● **GIVEN RECORDS**:
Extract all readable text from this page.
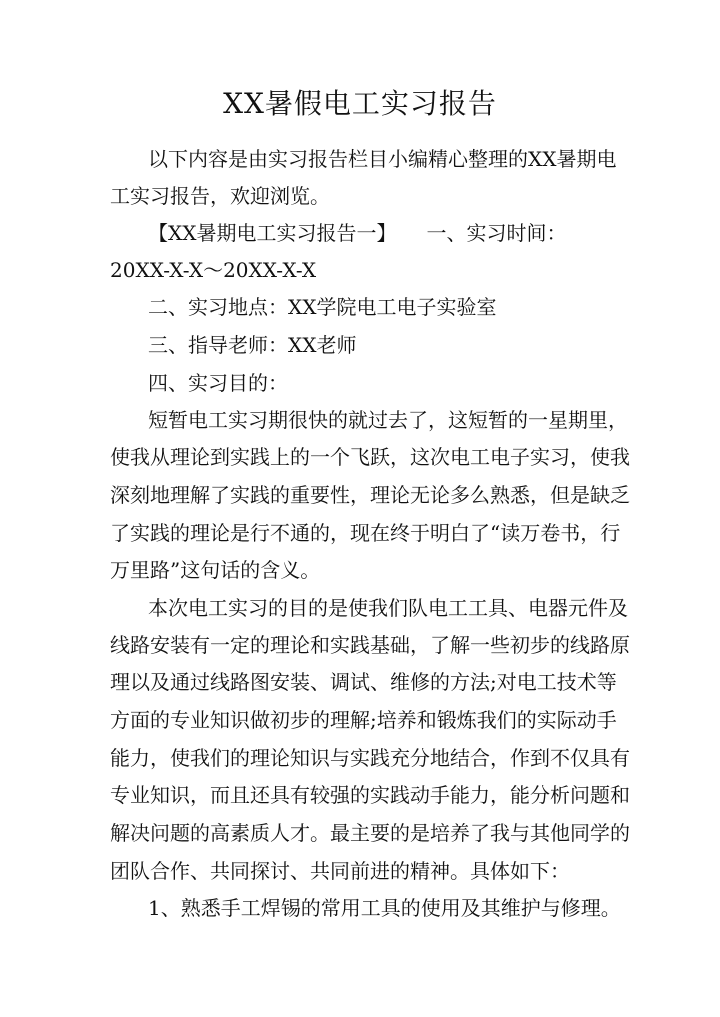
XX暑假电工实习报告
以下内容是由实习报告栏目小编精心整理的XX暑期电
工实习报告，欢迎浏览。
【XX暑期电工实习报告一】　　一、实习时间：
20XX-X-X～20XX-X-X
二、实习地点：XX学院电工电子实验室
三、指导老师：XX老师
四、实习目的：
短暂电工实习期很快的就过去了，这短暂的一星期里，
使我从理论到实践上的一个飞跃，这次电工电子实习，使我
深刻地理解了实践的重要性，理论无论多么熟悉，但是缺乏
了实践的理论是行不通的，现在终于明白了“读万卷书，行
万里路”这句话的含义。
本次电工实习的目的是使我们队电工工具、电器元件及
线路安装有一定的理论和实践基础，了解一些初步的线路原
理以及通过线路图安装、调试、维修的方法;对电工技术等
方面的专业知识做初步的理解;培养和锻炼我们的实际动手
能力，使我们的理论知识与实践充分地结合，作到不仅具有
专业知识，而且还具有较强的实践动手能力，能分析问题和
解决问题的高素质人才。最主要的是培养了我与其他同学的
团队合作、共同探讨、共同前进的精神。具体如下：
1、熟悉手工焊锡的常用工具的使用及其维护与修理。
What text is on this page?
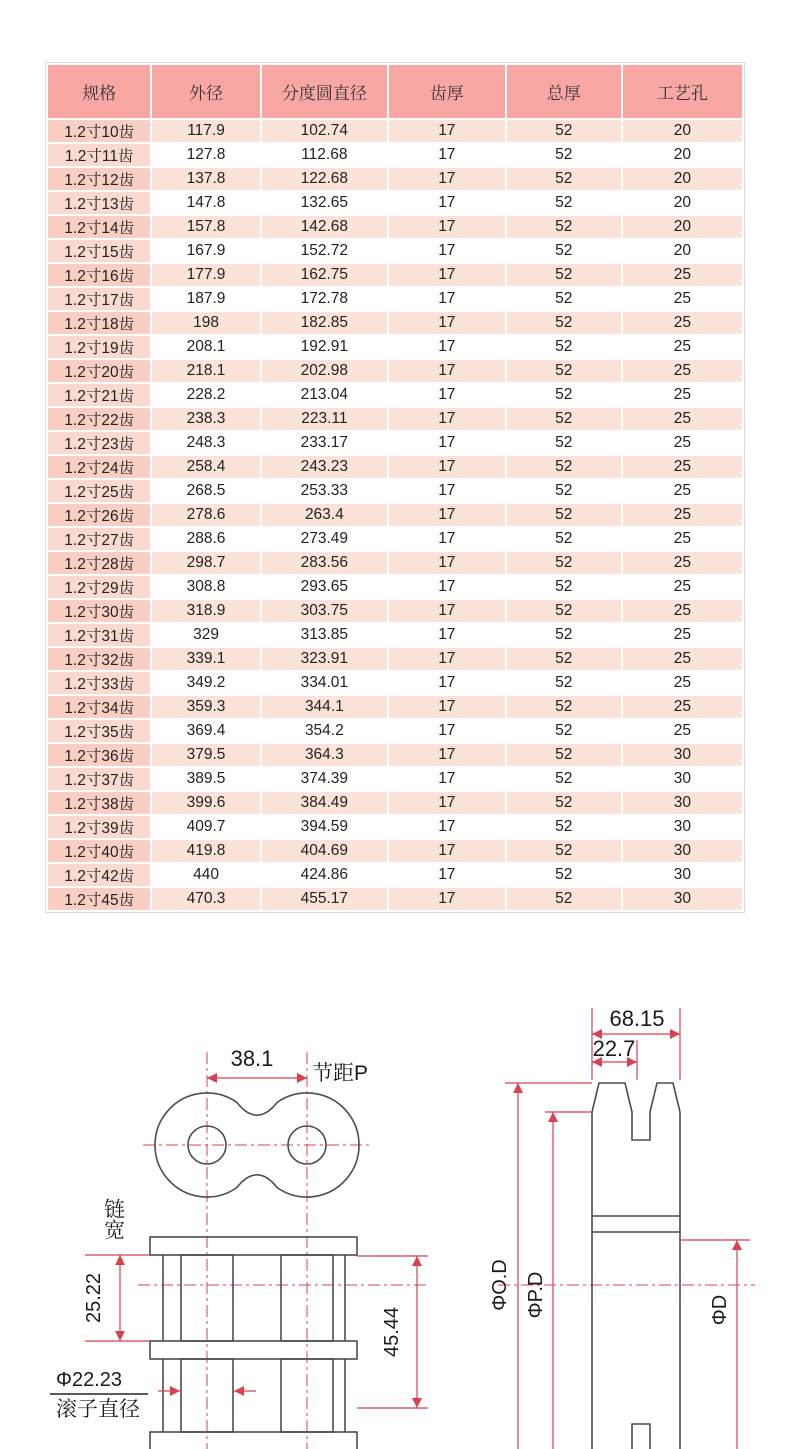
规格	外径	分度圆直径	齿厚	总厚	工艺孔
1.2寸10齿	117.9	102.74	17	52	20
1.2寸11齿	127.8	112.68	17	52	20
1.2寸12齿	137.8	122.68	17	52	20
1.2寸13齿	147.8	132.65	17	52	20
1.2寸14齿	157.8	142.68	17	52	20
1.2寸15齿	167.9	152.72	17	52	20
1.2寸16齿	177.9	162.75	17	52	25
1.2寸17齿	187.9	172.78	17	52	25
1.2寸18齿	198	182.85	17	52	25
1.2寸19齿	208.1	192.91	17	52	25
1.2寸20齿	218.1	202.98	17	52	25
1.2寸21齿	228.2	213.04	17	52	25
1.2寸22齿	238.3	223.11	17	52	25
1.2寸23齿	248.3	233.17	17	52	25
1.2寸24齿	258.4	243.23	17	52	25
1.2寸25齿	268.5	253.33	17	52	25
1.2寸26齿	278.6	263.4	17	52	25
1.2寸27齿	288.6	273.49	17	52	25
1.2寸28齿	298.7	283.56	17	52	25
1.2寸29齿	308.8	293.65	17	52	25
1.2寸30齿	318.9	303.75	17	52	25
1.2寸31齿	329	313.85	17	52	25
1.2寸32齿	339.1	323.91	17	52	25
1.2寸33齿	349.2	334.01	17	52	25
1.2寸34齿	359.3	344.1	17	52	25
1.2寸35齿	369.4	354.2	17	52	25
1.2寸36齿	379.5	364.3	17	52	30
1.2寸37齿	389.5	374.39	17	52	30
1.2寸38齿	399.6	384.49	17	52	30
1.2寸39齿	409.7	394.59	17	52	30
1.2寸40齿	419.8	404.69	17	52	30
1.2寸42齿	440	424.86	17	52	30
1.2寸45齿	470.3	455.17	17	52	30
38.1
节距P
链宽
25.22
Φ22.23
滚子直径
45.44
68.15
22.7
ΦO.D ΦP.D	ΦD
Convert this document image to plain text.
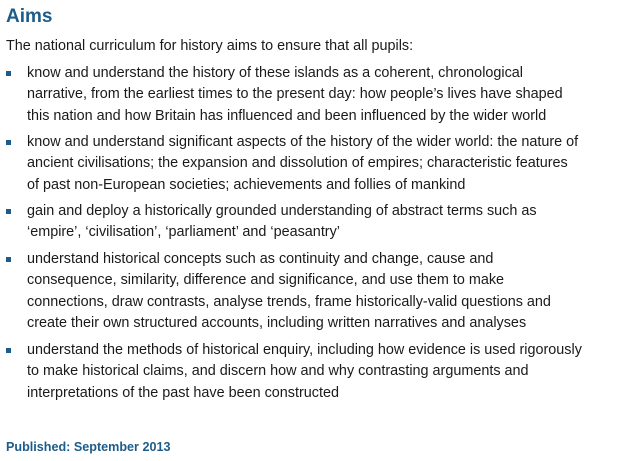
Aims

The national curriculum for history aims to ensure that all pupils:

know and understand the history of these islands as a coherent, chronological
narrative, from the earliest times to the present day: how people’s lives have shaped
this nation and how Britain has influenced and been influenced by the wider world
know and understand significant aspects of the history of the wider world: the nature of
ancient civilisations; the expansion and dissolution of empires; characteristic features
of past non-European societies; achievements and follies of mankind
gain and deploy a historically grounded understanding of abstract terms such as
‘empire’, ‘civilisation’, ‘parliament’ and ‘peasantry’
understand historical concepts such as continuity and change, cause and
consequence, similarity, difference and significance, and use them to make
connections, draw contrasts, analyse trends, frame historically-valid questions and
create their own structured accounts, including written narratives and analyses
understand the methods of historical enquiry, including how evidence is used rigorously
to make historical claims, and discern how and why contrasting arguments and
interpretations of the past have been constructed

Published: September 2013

● **CHALLENGE**:
Leave the pictures out and reproduce all of the records exactly.

● **SOLUTION FOR THIS EXERCISE**:
Extract all readable text from this page.
XX暑假电工实习报告
以下内容是由实习报告栏目小编精心整理的XX暑期电
工实习报告，欢迎浏览。
【XX暑期电工实习报告一】　　一、实习时间：
20XX-X-X～20XX-X-X
二、实习地点：XX学院电工电子实验室
三、指导老师：XX老师
四、实习目的：
短暂电工实习期很快的就过去了，这短暂的一星期里，
使我从理论到实践上的一个飞跃，这次电工电子实习，使我
深刻地理解了实践的重要性，理论无论多么熟悉，但是缺乏
了实践的理论是行不通的，现在终于明白了“读万卷书，行
万里路”这句话的含义。
本次电工实习的目的是使我们队电工工具、电器元件及
线路安装有一定的理论和实践基础，了解一些初步的线路原
理以及通过线路图安装、调试、维修的方法;对电工技术等
方面的专业知识做初步的理解;培养和锻炼我们的实际动手
能力，使我们的理论知识与实践充分地结合，作到不仅具有
专业知识，而且还具有较强的实践动手能力，能分析问题和
解决问题的高素质人才。最主要的是培养了我与其他同学的
团队合作、共同探讨、共同前进的精神。具体如下：
1、熟悉手工焊锡的常用工具的使用及其维护与修理。
What text is on this page?
规格	外径	分度圆直径	齿厚	总厚	工艺孔
1.2寸10齿	117.9	102.74	17	52	20
1.2寸11齿	127.8	112.68	17	52	20
1.2寸12齿	137.8	122.68	17	52	20
1.2寸13齿	147.8	132.65	17	52	20
1.2寸14齿	157.8	142.68	17	52	20
1.2寸15齿	167.9	152.72	17	52	20
1.2寸16齿	177.9	162.75	17	52	25
1.2寸17齿	187.9	172.78	17	52	25
1.2寸18齿	198	182.85	17	52	25
1.2寸19齿	208.1	192.91	17	52	25
1.2寸20齿	218.1	202.98	17	52	25
1.2寸21齿	228.2	213.04	17	52	25
1.2寸22齿	238.3	223.11	17	52	25
1.2寸23齿	248.3	233.17	17	52	25
1.2寸24齿	258.4	243.23	17	52	25
1.2寸25齿	268.5	253.33	17	52	25
1.2寸26齿	278.6	263.4	17	52	25
1.2寸27齿	288.6	273.49	17	52	25
1.2寸28齿	298.7	283.56	17	52	25
1.2寸29齿	308.8	293.65	17	52	25
1.2寸30齿	318.9	303.75	17	52	25
1.2寸31齿	329	313.85	17	52	25
1.2寸32齿	339.1	323.91	17	52	25
1.2寸33齿	349.2	334.01	17	52	25
1.2寸34齿	359.3	344.1	17	52	25
1.2寸35齿	369.4	354.2	17	52	25
1.2寸36齿	379.5	364.3	17	52	30
1.2寸37齿	389.5	374.39	17	52	30
1.2寸38齿	399.6	384.49	17	52	30
1.2寸39齿	409.7	394.59	17	52	30
1.2寸40齿	419.8	404.69	17	52	30
1.2寸42齿	440	424.86	17	52	30
1.2寸45齿	470.3	455.17	17	52	30
38.1
节距P
链宽
25.22
Φ22.23
滚子直径
45.44
68.15
22.7
ΦO.D ΦP.D	ΦD
Convert this document image to plain text.
Aims

The national curriculum for history aims to ensure that all pupils:

know and understand the history of these islands as a coherent, chronological
narrative, from the earliest times to the present day: how people’s lives have shaped
this nation and how Britain has influenced and been influenced by the wider world
know and understand significant aspects of the history of the wider world: the nature of
ancient civilisations; the expansion and dissolution of empires; characteristic features
of past non-European societies; achievements and follies of mankind
gain and deploy a historically grounded understanding of abstract terms such as
‘empire’, ‘civilisation’, ‘parliament’ and ‘peasantry’
understand historical concepts such as continuity and change, cause and
consequence, similarity, difference and significance, and use them to make
connections, draw contrasts, analyse trends, frame historically-valid questions and
create their own structured accounts, including written narratives and analyses
understand the methods of historical enquiry, including how evidence is used rigorously
to make historical claims, and discern how and why contrasting arguments and
interpretations of the past have been constructed

Published: September 2013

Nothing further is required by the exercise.